§ GOAL OF THE EXERCISE
Determine how many lines hold "hukum" and give only that number.

§ PROVIDED DATA
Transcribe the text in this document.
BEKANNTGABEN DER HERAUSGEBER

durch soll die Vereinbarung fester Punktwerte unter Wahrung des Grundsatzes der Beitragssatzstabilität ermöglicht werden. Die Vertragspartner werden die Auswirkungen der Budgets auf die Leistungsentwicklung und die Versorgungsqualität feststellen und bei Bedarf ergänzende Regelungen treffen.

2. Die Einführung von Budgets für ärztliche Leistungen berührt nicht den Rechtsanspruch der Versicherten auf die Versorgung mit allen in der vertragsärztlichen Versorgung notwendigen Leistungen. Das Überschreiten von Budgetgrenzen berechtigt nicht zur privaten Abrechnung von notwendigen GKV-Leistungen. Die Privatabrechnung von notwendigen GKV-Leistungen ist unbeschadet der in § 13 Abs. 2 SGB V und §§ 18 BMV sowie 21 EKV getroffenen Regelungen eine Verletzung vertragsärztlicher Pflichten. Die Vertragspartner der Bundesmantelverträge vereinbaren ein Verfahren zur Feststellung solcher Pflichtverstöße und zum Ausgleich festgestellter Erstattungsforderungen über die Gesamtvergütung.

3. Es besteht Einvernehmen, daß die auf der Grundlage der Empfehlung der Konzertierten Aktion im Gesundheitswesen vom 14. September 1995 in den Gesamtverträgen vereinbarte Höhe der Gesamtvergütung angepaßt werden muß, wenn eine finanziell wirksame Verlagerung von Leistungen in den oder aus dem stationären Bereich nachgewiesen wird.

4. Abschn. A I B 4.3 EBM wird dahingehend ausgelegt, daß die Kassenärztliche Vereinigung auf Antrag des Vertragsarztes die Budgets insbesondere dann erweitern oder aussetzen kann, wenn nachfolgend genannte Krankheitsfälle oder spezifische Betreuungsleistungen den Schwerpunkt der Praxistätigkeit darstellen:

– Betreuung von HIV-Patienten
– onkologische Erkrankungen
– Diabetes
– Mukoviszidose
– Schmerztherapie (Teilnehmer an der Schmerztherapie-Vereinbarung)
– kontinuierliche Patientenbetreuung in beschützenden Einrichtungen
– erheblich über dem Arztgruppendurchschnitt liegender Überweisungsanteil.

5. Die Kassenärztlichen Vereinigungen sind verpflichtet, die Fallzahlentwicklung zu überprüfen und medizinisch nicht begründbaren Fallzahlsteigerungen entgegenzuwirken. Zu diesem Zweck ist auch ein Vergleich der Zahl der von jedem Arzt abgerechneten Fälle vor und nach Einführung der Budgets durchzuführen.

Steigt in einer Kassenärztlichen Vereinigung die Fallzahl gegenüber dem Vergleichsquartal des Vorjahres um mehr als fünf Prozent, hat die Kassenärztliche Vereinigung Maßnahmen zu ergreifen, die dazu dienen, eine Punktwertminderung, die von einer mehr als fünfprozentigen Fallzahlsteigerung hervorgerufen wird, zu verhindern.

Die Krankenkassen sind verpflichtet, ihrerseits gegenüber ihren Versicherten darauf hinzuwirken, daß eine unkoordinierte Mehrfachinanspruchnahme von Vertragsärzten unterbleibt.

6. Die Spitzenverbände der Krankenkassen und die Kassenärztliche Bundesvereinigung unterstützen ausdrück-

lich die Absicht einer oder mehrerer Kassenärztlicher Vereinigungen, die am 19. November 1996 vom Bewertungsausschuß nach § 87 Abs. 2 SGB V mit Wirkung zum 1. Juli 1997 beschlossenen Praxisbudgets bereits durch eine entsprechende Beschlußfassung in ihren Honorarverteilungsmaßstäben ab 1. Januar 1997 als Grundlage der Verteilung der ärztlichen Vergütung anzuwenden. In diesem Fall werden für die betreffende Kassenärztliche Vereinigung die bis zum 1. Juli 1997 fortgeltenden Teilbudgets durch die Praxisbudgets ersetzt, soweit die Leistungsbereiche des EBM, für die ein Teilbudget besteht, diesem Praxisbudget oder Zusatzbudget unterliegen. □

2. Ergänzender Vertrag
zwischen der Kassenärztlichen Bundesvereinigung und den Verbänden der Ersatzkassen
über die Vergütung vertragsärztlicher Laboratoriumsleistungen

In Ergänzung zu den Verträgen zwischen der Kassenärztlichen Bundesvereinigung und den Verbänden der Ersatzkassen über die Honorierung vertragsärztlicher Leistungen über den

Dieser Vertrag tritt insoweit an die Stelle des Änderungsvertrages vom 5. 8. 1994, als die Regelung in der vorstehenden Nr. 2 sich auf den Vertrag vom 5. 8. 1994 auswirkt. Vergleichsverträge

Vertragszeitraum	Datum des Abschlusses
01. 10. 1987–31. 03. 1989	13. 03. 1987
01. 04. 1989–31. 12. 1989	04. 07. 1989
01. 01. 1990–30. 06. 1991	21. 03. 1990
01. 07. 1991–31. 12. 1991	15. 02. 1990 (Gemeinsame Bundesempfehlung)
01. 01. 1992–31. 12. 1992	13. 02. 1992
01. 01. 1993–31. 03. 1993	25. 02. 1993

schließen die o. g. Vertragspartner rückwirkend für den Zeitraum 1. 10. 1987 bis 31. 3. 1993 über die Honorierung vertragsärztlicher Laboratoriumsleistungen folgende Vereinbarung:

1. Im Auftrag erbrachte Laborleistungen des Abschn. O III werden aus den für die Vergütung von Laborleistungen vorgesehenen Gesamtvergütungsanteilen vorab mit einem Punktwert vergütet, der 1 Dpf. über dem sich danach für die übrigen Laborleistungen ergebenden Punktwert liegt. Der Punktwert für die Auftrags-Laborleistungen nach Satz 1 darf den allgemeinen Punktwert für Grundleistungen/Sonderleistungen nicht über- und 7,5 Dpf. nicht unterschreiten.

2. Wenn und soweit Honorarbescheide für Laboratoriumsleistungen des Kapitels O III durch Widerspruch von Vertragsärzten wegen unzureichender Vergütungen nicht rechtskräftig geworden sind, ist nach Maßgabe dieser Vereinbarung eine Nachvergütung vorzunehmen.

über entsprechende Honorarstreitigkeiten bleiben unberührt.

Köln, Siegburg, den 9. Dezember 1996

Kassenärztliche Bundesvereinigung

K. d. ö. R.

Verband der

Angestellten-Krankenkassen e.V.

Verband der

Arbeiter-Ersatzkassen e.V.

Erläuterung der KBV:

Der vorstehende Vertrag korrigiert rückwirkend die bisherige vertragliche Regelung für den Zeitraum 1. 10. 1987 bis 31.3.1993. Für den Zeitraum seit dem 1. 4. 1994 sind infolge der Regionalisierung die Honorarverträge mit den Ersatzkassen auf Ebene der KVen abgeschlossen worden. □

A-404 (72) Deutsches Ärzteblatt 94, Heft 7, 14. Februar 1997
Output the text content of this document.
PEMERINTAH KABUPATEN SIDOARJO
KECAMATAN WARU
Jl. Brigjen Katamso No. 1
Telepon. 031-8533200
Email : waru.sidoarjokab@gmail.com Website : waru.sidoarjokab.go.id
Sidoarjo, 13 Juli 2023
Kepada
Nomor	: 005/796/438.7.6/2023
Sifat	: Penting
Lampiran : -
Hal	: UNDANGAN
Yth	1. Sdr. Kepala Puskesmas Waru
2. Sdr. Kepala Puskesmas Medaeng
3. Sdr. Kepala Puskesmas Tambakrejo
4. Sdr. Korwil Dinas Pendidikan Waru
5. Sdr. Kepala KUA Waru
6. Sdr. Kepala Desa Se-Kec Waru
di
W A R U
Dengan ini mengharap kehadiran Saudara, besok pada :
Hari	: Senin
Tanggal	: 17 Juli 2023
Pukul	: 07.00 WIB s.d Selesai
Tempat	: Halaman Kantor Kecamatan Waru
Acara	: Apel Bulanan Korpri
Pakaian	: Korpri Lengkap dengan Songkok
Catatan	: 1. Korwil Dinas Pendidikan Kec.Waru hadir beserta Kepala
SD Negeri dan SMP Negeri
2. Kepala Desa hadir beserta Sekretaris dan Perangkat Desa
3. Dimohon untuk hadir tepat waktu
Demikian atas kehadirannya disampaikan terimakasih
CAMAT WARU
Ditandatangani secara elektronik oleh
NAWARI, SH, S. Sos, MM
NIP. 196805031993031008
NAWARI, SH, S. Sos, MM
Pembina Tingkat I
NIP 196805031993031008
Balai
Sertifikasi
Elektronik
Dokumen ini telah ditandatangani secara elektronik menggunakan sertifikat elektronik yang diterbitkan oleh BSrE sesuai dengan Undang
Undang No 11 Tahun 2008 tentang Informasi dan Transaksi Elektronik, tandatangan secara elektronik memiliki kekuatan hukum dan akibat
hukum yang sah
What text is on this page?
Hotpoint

§ WRITTEN SOLUTION
2